■ Brief:
Repeat the listing below in full, exactly as it stands.

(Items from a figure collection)
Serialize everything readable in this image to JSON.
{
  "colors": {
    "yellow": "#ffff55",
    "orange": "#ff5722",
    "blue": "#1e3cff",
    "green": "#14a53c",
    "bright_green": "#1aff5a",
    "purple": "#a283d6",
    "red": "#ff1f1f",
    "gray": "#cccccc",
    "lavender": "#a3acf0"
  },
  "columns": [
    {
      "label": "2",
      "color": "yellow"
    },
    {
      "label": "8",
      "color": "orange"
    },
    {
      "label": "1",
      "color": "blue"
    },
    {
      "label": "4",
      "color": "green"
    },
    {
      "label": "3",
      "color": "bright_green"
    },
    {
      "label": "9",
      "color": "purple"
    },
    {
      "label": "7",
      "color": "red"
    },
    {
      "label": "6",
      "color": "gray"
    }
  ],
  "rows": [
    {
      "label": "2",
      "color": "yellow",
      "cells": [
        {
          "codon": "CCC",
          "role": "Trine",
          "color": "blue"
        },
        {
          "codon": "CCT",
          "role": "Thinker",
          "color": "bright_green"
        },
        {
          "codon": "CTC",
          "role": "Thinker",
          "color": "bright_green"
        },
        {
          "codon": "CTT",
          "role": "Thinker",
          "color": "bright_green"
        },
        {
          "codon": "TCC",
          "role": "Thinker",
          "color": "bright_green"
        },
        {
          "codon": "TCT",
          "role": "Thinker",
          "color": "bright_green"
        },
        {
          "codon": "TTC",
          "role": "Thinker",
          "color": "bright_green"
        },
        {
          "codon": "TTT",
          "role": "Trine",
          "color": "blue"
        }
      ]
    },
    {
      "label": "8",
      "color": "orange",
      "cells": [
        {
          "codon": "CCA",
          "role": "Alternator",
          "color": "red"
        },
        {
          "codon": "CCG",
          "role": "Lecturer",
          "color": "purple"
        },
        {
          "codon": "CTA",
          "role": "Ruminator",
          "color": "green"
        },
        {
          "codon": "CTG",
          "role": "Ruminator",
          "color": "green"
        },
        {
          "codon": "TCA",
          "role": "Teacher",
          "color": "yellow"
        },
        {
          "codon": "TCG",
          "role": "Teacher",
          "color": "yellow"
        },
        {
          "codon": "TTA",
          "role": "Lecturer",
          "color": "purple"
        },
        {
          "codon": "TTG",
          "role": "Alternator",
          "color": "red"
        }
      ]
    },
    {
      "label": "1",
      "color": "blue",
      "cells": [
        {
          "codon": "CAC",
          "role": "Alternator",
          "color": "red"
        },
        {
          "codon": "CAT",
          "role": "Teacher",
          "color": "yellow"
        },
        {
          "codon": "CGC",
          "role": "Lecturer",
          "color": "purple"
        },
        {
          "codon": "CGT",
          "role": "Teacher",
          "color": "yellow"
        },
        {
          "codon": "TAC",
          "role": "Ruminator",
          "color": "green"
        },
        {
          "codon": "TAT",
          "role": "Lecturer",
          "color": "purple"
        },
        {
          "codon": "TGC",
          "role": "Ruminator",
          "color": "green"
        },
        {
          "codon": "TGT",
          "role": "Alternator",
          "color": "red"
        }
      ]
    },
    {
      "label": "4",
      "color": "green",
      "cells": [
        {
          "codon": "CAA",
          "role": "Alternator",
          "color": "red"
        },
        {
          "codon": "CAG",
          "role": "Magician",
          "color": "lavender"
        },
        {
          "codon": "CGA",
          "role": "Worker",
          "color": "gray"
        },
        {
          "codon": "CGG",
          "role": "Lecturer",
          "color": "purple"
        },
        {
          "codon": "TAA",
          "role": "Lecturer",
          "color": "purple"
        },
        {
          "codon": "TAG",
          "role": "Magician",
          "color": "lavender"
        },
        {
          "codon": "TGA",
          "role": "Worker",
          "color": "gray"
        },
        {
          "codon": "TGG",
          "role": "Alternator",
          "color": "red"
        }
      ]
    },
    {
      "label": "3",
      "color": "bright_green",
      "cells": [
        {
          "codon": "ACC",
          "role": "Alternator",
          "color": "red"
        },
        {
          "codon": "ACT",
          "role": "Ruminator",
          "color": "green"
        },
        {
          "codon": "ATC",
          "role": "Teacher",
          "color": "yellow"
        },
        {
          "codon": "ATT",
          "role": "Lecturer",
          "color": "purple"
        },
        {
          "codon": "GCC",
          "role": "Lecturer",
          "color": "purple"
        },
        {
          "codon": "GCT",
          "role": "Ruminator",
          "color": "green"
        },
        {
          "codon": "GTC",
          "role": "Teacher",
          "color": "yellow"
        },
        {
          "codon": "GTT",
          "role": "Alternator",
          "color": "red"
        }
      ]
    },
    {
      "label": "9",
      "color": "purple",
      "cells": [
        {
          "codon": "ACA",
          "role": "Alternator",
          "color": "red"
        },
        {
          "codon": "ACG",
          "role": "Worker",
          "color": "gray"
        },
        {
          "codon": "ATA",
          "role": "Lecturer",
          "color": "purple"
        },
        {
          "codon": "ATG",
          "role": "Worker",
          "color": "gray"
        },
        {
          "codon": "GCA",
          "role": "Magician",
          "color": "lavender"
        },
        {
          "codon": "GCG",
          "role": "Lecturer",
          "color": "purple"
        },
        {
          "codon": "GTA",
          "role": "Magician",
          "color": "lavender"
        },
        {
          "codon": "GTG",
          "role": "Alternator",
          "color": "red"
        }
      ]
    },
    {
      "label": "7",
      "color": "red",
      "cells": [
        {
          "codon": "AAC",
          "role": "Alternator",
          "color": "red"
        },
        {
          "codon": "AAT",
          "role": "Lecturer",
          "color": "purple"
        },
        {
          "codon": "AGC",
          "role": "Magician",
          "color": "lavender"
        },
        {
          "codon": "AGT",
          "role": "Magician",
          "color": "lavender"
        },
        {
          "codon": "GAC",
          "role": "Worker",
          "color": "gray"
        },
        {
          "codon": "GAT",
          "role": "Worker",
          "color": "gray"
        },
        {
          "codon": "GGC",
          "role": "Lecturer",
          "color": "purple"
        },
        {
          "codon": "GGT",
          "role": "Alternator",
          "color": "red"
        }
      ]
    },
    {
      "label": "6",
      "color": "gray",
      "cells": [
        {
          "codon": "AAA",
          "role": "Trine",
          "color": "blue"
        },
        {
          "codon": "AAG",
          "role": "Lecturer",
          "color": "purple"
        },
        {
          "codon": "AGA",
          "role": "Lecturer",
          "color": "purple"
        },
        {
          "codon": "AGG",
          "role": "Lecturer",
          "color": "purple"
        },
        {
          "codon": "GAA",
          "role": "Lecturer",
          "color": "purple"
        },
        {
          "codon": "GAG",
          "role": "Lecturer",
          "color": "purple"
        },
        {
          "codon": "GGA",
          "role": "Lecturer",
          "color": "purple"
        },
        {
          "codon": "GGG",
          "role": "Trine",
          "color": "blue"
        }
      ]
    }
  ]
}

■ Exercise result:
Serialize everything readable in this image to JSON.
{
  "colors": {
    "yellow": "#ffff55",
    "orange": "#ff5722",
    "blue": "#1e3cff",
    "green": "#14a53c",
    "bright_green": "#1aff5a",
    "purple": "#a283d6",
    "red": "#ff1f1f",
    "gray": "#cccccc",
    "lavender": "#a3acf0"
  },
  "columns": [
    {
      "label": "2",
      "color": "yellow"
    },
    {
      "label": "8",
      "color": "orange"
    },
    {
      "label": "1",
      "color": "blue"
    },
    {
      "label": "4",
      "color": "green"
    },
    {
      "label": "3",
      "color": "bright_green"
    },
    {
      "label": "9",
      "color": "purple"
    },
    {
      "label": "7",
      "color": "red"
    },
    {
      "label": "6",
      "color": "gray"
    }
  ],
  "rows": [
    {
      "label": "2",
      "color": "yellow",
      "cells": [
        {
          "codon": "CCC",
          "role": "Trine",
          "color": "blue"
        },
        {
          "codon": "CCT",
          "role": "Thinker",
          "color": "bright_green"
        },
        {
          "codon": "CTC",
          "role": "Thinker",
          "color": "bright_green"
        },
        {
          "codon": "CTT",
          "role": "Thinker",
          "color": "bright_green"
        },
        {
          "codon": "TCC",
          "role": "Thinker",
          "color": "bright_green"
        },
        {
          "codon": "TCT",
          "role": "Thinker",
          "color": "bright_green"
        },
        {
          "codon": "TTC",
          "role": "Thinker",
          "color": "bright_green"
        },
        {
          "codon": "TTT",
          "role": "Trine",
          "color": "blue"
        }
      ]
    },
    {
      "label": "8",
      "color": "orange",
      "cells": [
        {
          "codon": "CCA",
          "role": "Alternator",
          "color": "red"
        },
        {
          "codon": "CCG",
          "role": "Lecturer",
          "color": "purple"
        },
        {
          "codon": "CTA",
          "role": "Ruminator",
          "color": "green"
        },
        {
          "codon": "CTG",
          "role": "Ruminator",
          "color": "green"
        },
        {
          "codon": "TCA",
          "role": "Teacher",
          "color": "yellow"
        },
        {
          "codon": "TCG",
          "role": "Teacher",
          "color": "yellow"
        },
        {
          "codon": "TTA",
          "role": "Lecturer",
          "color": "purple"
        },
        {
          "codon": "TTG",
          "role": "Alternator",
          "color": "red"
        }
      ]
    },
    {
      "label": "1",
      "color": "blue",
      "cells": [
        {
          "codon": "CAC",
          "role": "Alternator",
          "color": "red"
        },
        {
          "codon": "CAT",
          "role": "Teacher",
          "color": "yellow"
        },
        {
          "codon": "CGC",
          "role": "Lecturer",
          "color": "purple"
        },
        {
          "codon": "CGT",
          "role": "Teacher",
          "color": "yellow"
        },
        {
          "codon": "TAC",
          "role": "Ruminator",
          "color": "green"
        },
        {
          "codon": "TAT",
          "role": "Lecturer",
          "color": "purple"
        },
        {
          "codon": "TGC",
          "role": "Ruminator",
          "color": "green"
        },
        {
          "codon": "TGT",
          "role": "Alternator",
          "color": "red"
        }
      ]
    },
    {
      "label": "4",
      "color": "green",
      "cells": [
        {
          "codon": "CAA",
          "role": "Alternator",
          "color": "red"
        },
        {
          "codon": "CAG",
          "role": "Magician",
          "color": "lavender"
        },
        {
          "codon": "CGA",
          "role": "Worker",
          "color": "gray"
        },
        {
          "codon": "CGG",
          "role": "Lecturer",
          "color": "purple"
        },
        {
          "codon": "TAA",
          "role": "Lecturer",
          "color": "purple"
        },
        {
          "codon": "TAG",
          "role": "Magician",
          "color": "lavender"
        },
        {
          "codon": "TGA",
          "role": "Worker",
          "color": "gray"
        },
        {
          "codon": "TGG",
          "role": "Alternator",
          "color": "red"
        }
      ]
    },
    {
      "label": "3",
      "color": "bright_green",
      "cells": [
        {
          "codon": "ACC",
          "role": "Alternator",
          "color": "red"
        },
        {
          "codon": "ACT",
          "role": "Ruminator",
          "color": "green"
        },
        {
          "codon": "ATC",
          "role": "Teacher",
          "color": "yellow"
        },
        {
          "codon": "ATT",
          "role": "Lecturer",
          "color": "purple"
        },
        {
          "codon": "GCC",
          "role": "Lecturer",
          "color": "purple"
        },
        {
          "codon": "GCT",
          "role": "Ruminator",
          "color": "green"
        },
        {
          "codon": "GTC",
          "role": "Teacher",
          "color": "yellow"
        },
        {
          "codon": "GTT",
          "role": "Alternator",
          "color": "red"
        }
      ]
    },
    {
      "label": "9",
      "color": "purple",
      "cells": [
        {
          "codon": "ACA",
          "role": "Alternator",
          "color": "red"
        },
        {
          "codon": "ACG",
          "role": "Worker",
          "color": "gray"
        },
        {
          "codon": "ATA",
          "role": "Lecturer",
          "color": "purple"
        },
        {
          "codon": "ATG",
          "role": "Worker",
          "color": "gray"
        },
        {
          "codon": "GCA",
          "role": "Magician",
          "color": "lavender"
        },
        {
          "codon": "GCG",
          "role": "Lecturer",
          "color": "purple"
        },
        {
          "codon": "GTA",
          "role": "Magician",
          "color": "lavender"
        },
        {
          "codon": "GTG",
          "role": "Alternator",
          "color": "red"
        }
      ]
    },
    {
      "label": "7",
      "color": "red",
      "cells": [
        {
          "codon": "AAC",
          "role": "Alternator",
          "color": "red"
        },
        {
          "codon": "AAT",
          "role": "Lecturer",
          "color": "purple"
        },
        {
          "codon": "AGC",
          "role": "Magician",
          "color": "lavender"
        },
        {
          "codon": "AGT",
          "role": "Magician",
          "color": "lavender"
        },
        {
          "codon": "GAC",
          "role": "Worker",
          "color": "gray"
        },
        {
          "codon": "GAT",
          "role": "Worker",
          "color": "gray"
        },
        {
          "codon": "GGC",
          "role": "Lecturer",
          "color": "purple"
        },
        {
          "codon": "GGT",
          "role": "Alternator",
          "color": "red"
        }
      ]
    },
    {
      "label": "6",
      "color": "gray",
      "cells": [
        {
          "codon": "AAA",
          "role": "Trine",
          "color": "blue"
        },
        {
          "codon": "AAG",
          "role": "Lecturer",
          "color": "purple"
        },
        {
          "codon": "AGA",
          "role": "Lecturer",
          "color": "purple"
        },
        {
          "codon": "AGG",
          "role": "Lecturer",
          "color": "purple"
        },
        {
          "codon": "GAA",
          "role": "Lecturer",
          "color": "purple"
        },
        {
          "codon": "GAG",
          "role": "Lecturer",
          "color": "purple"
        },
        {
          "codon": "GGA",
          "role": "Lecturer",
          "color": "purple"
        },
        {
          "codon": "GGG",
          "role": "Trine",
          "color": "blue"
        }
      ]
    }
  ]
}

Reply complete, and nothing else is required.